STATED TASK A |
In the passage on the Gujarat riots of 2002, how many pilgrims does the report say were traveling on the Sabarmati Express that day?
STATED TASK B |
From the passage on the Gujarat riots of 2002, return the text between "The Gujarat riots of" and "the pilgrims alive.", inclusive, copied word for word.

EXCERPT TO READ |
▽

The Gujarat riots of 2002
A five member team headed by Justice Tewatia comprising media professionals, Supreme Court advocates and reputed academicians travelled to Gujarat in the wake of the Gujarat riots in 2002 and compiled their findings in a report. According to this report:
On the 22nd of February, this year, the Sabarmati express started from Faizabad 225 minutes late. On that fateful day, 2300 pilgrims were traveling by the train. Most of them were returning from Ayodhya after the PurnaAhutiyagna. Most of the Muslim passengers got down at Dahod railway station and the rest of them at Godhra and it appears that when the train was torched there were no Muslim passengers in the train except those who were to stop the train by pulling the chain as part of the conspiracy to burn the pilgrims alive.

△

RECORDED DATA |

▽

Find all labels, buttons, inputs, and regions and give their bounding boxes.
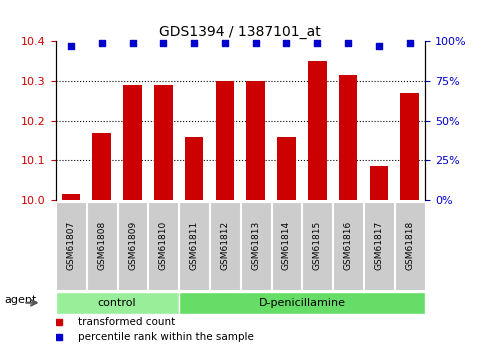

△

OUTPUT A |
2300 pilgrims.

OUTPUT B |
The Gujarat riots of 2002
A five member team headed by Justice Tewatia comprising media professionals, Supreme Court advocates and reputed academicians travelled to Gujarat in the wake of the Gujarat riots in 2002 and compiled their findings in a report. According to this report:
On the 22nd of February, this year, the Sabarmati express started from Faizabad 225 minutes late. On that fateful day, 2300 pilgrims were traveling by the train. Most of them were returning from Ayodhya after the PurnaAhutiyagna. Most of the Muslim passengers got down at Dahod railway station and the rest of them at Godhra and it appears that when the train was torched there were no Muslim passengers in the train except those who were to stop the train by pulling the chain as part of the conspiracy to burn the pilgrims alive.